Written exercise: Retype the records below exactly as they appear, but leave out any pictures.

Stored data entries:

◇ ◇ ◇

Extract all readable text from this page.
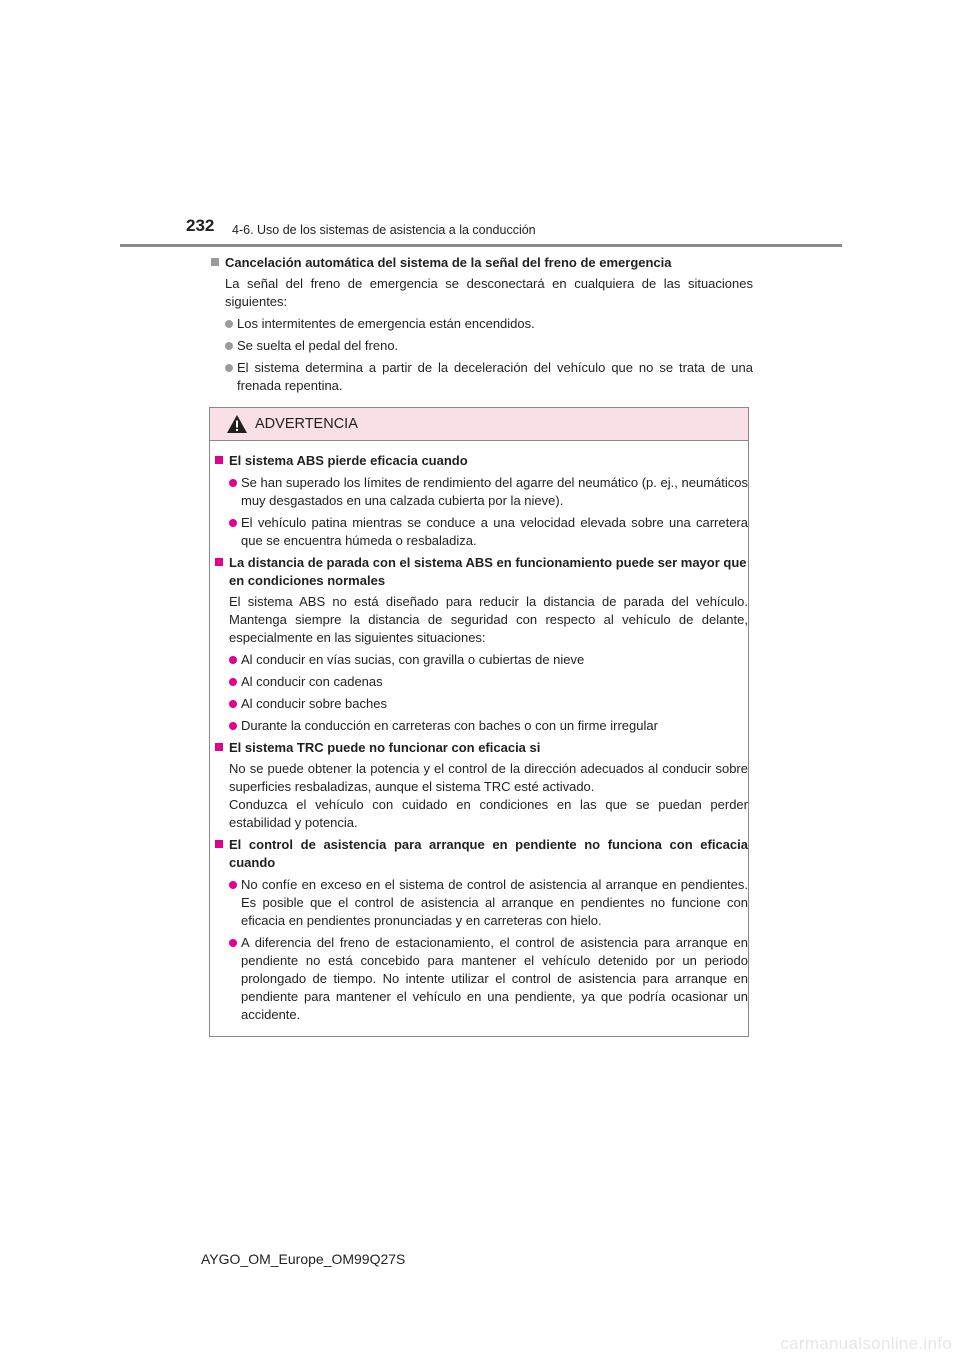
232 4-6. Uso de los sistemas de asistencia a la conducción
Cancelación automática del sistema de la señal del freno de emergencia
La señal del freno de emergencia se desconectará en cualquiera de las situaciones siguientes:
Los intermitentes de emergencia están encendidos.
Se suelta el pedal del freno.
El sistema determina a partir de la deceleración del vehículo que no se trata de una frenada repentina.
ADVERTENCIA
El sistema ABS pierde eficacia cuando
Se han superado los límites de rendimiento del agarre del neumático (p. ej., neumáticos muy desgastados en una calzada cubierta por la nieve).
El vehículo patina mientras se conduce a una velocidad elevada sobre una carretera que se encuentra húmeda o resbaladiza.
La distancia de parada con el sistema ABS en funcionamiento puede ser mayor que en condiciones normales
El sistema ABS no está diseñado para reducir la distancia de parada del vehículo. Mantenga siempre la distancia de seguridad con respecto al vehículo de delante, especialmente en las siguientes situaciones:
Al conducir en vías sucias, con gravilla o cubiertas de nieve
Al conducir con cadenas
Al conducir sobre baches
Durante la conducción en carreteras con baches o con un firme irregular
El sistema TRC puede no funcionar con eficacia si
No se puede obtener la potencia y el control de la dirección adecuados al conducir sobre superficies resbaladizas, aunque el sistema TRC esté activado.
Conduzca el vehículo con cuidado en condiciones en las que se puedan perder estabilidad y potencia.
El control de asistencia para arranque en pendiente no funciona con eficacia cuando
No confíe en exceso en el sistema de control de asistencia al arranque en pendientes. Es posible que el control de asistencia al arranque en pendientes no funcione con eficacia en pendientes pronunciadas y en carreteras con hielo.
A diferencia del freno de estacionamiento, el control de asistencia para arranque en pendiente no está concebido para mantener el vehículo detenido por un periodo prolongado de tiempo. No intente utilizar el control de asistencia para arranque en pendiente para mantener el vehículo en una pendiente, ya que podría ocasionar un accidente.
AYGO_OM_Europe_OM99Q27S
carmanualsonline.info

◇ ◇ ◇

Reply to the task:
Extract all readable text from this page.
232 4-6. Uso de los sistemas de asistencia a la conducción
Cancelación automática del sistema de la señal del freno de emergencia
La señal del freno de emergencia se desconectará en cualquiera de las situaciones siguientes:
Los intermitentes de emergencia están encendidos.
Se suelta el pedal del freno.
El sistema determina a partir de la deceleración del vehículo que no se trata de una frenada repentina.
ADVERTENCIA
El sistema ABS pierde eficacia cuando
Se han superado los límites de rendimiento del agarre del neumático (p. ej., neumáticos muy desgastados en una calzada cubierta por la nieve).
El vehículo patina mientras se conduce a una velocidad elevada sobre una carretera que se encuentra húmeda o resbaladiza.
La distancia de parada con el sistema ABS en funcionamiento puede ser mayor que en condiciones normales
El sistema ABS no está diseñado para reducir la distancia de parada del vehículo. Mantenga siempre la distancia de seguridad con respecto al vehículo de delante, especialmente en las siguientes situaciones:
Al conducir en vías sucias, con gravilla o cubiertas de nieve
Al conducir con cadenas
Al conducir sobre baches
Durante la conducción en carreteras con baches o con un firme irregular
El sistema TRC puede no funcionar con eficacia si
No se puede obtener la potencia y el control de la dirección adecuados al conducir sobre superficies resbaladizas, aunque el sistema TRC esté activado.
Conduzca el vehículo con cuidado en condiciones en las que se puedan perder estabilidad y potencia.
El control de asistencia para arranque en pendiente no funciona con eficacia cuando
No confíe en exceso en el sistema de control de asistencia al arranque en pendientes. Es posible que el control de asistencia al arranque en pendientes no funcione con eficacia en pendientes pronunciadas y en carreteras con hielo.
A diferencia del freno de estacionamiento, el control de asistencia para arranque en pendiente no está concebido para mantener el vehículo detenido por un periodo prolongado de tiempo. No intente utilizar el control de asistencia para arranque en pendiente para mantener el vehículo en una pendiente, ya que podría ocasionar un accidente.
AYGO_OM_Europe_OM99Q27S
carmanualsonline.info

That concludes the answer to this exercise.